### WHAT THE EXERCISE ASKS
Copy each line below that contains "高压白色透明一级颗粒".
■ ■ ■ ■ ■
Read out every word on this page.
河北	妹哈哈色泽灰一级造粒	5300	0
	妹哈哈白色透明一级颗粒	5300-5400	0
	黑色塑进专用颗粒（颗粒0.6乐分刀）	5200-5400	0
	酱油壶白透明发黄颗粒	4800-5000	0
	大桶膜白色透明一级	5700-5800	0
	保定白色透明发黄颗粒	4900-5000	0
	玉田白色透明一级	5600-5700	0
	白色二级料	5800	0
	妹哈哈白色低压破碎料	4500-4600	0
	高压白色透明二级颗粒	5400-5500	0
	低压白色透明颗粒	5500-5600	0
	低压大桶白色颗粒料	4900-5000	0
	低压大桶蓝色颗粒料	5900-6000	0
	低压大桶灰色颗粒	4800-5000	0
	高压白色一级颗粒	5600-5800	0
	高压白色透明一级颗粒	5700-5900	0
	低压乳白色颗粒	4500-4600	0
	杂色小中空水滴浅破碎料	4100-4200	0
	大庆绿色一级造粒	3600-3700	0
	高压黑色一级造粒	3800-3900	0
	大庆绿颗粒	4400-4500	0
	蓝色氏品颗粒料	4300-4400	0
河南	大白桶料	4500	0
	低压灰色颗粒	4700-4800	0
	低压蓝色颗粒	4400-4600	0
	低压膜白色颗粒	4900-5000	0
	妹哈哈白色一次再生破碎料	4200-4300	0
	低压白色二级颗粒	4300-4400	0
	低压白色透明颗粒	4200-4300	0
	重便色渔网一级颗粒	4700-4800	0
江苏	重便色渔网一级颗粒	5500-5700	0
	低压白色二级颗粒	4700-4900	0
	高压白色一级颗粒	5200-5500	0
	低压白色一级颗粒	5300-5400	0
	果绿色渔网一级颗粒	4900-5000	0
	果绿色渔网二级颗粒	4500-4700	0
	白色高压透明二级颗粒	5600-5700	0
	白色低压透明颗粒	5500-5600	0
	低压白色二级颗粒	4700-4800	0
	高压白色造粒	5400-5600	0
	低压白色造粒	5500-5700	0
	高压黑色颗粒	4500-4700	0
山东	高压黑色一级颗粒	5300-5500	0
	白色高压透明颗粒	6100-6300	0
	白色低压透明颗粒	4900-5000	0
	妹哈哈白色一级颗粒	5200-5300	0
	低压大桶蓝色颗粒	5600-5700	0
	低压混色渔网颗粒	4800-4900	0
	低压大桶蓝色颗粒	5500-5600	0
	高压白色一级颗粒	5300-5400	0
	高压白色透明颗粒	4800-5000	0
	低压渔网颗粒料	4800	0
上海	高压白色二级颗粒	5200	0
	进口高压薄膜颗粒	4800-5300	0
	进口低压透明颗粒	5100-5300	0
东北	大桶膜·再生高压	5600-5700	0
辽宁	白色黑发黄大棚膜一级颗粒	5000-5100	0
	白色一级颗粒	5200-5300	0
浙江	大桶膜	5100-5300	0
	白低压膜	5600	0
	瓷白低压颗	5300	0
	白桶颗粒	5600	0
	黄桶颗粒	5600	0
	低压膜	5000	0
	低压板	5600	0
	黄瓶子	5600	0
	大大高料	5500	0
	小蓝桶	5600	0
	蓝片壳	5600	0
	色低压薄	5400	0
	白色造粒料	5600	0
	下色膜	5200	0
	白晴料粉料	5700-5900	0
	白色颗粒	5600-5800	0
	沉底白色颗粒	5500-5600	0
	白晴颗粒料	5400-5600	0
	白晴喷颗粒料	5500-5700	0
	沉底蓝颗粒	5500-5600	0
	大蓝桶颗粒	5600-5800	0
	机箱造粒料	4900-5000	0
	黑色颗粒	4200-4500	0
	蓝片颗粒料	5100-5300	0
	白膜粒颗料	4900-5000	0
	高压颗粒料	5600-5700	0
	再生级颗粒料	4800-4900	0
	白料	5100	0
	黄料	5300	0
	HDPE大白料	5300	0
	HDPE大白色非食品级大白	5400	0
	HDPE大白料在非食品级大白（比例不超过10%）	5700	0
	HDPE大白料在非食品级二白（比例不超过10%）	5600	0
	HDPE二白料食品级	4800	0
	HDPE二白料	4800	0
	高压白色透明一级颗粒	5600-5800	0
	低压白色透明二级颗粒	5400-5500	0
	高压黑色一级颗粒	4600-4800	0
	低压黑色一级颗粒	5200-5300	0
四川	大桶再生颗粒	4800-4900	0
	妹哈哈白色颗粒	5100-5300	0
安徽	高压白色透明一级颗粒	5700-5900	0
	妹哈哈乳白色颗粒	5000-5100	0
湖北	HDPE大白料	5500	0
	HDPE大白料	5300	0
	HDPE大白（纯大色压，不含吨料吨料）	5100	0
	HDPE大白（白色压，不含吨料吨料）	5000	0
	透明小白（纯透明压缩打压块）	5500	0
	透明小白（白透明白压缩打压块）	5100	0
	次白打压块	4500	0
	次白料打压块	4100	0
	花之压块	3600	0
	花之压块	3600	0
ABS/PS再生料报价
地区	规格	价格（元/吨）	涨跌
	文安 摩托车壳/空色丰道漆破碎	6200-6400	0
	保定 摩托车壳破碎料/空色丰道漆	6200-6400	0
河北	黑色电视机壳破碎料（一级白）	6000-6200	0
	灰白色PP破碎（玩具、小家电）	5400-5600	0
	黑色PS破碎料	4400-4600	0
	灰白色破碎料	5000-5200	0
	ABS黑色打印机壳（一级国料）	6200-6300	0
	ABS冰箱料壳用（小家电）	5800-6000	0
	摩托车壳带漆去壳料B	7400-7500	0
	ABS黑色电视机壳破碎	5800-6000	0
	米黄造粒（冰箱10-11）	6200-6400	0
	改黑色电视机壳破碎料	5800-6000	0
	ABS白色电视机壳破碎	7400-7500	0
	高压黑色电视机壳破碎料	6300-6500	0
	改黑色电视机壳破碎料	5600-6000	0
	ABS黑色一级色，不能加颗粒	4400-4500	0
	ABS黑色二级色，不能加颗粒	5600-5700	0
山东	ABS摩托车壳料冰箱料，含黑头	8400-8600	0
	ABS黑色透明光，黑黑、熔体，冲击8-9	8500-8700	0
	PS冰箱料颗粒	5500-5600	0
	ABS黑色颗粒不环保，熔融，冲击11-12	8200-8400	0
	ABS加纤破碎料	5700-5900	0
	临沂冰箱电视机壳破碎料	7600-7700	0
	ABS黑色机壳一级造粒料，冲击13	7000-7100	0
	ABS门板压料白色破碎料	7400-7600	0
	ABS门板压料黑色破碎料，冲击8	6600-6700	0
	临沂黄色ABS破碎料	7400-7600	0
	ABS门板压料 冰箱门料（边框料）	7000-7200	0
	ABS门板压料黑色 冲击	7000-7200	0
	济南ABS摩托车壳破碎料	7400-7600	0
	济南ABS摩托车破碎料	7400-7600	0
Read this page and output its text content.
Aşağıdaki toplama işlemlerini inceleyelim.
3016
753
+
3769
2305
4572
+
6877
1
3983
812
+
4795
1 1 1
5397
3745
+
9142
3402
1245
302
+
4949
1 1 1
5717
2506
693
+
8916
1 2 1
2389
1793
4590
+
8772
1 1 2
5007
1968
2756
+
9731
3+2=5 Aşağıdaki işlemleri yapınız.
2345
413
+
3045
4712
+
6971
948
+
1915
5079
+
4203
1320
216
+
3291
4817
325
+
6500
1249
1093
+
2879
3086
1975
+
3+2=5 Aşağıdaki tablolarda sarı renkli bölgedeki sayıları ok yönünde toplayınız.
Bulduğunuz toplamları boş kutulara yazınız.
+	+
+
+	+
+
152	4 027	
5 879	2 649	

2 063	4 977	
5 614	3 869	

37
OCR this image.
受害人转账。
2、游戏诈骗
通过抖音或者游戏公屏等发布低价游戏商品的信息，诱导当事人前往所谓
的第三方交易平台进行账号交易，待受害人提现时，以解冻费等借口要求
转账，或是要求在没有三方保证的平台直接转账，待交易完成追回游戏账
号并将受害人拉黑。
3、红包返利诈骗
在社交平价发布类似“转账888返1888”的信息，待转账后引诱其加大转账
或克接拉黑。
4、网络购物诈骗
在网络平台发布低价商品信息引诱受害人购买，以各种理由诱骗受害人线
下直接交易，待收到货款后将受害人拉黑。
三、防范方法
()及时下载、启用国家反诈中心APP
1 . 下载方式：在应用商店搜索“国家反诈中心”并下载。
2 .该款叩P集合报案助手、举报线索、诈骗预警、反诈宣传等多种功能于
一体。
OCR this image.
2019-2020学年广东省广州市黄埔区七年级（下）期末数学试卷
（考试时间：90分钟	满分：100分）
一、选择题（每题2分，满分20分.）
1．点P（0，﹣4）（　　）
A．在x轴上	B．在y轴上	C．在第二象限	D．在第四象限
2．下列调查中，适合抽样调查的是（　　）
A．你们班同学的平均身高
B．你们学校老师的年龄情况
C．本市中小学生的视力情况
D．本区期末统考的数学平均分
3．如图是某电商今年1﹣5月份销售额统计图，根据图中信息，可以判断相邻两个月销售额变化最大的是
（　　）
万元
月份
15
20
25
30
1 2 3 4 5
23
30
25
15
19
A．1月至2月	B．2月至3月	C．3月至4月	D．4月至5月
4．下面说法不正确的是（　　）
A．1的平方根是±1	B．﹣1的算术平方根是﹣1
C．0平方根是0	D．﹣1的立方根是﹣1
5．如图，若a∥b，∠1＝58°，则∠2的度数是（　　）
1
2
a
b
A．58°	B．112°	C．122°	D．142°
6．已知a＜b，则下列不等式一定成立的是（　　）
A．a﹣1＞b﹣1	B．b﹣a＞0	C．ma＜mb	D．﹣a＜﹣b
■ ■ ■ ■ ■
### RESPONSE TO THIS EXERCISE
	高压白色透明一级颗粒	5700-5900	0
	高压白色透明一级颗粒	5600-5800	0
安徽	高压白色透明一级颗粒	5700-5900	0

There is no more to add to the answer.